● **PROBLEM STATEMENT**
Scan the lines below for "entre"; report the number of lines that contain it, and only that.

● **SUPPLIED MATERIAL**
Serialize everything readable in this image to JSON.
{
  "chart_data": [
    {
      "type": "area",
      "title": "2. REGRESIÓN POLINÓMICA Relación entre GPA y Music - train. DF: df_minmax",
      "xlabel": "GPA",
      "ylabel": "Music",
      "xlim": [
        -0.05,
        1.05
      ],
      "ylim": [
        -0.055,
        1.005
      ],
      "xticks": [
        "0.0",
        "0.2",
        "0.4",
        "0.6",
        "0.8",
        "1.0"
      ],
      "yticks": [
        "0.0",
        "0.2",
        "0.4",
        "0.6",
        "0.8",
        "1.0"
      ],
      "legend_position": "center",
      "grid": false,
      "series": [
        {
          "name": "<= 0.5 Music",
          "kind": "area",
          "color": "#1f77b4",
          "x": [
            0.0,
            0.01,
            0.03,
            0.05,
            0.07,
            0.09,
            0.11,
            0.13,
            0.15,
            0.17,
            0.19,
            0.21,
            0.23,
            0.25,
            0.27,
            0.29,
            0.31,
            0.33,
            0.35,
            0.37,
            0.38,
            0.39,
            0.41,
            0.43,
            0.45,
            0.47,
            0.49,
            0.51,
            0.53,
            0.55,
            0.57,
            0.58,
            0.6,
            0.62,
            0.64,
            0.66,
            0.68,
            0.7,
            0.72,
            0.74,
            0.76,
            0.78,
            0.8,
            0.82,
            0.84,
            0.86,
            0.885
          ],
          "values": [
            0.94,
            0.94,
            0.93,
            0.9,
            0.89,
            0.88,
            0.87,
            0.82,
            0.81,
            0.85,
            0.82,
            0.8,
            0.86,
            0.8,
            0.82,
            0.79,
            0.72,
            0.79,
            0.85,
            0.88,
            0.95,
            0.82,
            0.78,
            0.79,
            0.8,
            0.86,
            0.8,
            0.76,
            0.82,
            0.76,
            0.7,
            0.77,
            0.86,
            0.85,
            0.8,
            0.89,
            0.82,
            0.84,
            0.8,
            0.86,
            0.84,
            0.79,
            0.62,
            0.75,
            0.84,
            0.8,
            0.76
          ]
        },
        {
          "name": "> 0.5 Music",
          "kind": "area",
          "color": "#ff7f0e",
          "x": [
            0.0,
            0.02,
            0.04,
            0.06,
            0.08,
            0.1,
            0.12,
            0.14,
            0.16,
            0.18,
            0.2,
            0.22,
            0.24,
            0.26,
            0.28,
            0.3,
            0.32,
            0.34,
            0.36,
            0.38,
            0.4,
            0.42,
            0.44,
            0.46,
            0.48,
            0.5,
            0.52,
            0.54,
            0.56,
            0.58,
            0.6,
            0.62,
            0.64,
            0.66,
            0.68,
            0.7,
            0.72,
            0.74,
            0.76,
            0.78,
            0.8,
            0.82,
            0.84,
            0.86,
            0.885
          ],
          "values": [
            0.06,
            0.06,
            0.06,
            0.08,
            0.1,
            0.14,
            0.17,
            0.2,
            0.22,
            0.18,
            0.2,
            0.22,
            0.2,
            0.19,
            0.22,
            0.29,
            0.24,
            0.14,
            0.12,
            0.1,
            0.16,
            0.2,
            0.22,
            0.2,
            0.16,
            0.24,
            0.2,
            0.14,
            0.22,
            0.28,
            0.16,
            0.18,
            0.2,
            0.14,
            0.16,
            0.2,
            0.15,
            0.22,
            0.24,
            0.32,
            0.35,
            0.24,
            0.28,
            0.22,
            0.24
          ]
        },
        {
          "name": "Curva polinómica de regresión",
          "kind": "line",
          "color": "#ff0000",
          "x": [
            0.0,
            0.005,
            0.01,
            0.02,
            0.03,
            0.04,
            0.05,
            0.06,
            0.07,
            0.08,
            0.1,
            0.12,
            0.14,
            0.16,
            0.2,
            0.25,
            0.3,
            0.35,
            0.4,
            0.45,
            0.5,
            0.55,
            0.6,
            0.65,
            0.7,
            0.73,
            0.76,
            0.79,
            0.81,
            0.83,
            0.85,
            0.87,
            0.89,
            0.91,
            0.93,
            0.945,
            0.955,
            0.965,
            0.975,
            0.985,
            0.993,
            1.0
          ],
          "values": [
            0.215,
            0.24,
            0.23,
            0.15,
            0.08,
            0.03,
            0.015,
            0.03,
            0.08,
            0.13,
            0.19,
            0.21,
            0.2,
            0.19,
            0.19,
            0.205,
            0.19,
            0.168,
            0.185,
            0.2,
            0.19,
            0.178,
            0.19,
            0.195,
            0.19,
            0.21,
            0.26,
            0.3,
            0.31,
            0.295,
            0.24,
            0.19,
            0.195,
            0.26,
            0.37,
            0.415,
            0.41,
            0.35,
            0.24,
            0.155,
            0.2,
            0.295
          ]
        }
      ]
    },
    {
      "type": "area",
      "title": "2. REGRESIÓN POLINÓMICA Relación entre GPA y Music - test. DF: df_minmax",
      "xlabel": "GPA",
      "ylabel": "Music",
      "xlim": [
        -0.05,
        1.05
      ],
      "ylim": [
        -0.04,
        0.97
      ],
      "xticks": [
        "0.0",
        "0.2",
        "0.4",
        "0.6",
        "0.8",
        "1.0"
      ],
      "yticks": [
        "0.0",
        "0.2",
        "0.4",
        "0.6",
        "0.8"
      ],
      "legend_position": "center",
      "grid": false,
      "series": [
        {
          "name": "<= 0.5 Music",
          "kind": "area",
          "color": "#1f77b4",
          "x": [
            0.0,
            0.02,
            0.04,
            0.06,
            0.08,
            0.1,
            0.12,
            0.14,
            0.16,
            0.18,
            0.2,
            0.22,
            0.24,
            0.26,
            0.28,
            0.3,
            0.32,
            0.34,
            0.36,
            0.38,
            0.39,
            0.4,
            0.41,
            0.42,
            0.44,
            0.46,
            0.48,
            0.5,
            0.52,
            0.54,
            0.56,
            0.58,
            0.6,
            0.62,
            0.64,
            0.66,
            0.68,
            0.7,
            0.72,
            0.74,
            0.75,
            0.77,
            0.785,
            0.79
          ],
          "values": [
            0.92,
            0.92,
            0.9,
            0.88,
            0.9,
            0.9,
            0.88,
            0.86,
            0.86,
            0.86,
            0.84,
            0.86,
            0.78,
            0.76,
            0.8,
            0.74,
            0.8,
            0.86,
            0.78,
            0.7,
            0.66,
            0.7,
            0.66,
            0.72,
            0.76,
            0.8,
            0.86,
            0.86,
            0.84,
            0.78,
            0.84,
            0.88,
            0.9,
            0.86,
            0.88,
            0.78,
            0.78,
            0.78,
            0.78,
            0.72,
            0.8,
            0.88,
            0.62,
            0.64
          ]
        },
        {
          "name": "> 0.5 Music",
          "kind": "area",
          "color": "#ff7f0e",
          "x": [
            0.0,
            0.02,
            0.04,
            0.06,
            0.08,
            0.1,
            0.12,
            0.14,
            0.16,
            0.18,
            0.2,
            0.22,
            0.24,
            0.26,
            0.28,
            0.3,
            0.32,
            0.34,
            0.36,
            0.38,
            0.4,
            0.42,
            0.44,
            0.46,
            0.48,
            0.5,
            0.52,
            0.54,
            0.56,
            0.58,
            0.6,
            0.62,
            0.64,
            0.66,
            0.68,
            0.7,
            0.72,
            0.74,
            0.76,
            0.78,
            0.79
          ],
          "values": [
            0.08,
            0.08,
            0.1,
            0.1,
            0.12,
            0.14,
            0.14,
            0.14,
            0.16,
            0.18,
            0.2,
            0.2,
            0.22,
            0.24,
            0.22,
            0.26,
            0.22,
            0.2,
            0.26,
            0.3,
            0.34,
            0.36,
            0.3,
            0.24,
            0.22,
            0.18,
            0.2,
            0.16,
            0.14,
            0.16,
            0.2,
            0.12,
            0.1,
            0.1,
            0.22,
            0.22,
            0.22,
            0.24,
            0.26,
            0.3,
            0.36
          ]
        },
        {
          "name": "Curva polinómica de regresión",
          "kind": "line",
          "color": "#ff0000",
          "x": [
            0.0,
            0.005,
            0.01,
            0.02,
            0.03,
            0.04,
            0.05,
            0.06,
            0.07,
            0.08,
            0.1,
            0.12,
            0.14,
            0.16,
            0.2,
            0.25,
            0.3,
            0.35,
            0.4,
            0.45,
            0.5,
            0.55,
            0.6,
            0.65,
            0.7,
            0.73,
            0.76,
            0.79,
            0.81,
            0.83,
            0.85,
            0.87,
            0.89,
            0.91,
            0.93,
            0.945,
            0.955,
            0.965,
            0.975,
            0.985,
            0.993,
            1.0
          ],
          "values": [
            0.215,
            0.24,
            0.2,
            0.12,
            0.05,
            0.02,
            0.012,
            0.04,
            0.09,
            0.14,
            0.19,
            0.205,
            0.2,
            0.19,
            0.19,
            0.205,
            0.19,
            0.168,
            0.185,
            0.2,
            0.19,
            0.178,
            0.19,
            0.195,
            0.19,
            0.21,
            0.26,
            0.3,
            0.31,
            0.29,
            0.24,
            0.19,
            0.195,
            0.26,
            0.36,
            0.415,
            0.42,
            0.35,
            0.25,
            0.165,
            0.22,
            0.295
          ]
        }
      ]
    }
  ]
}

● **ANSWER TO THE EXERCISE**
2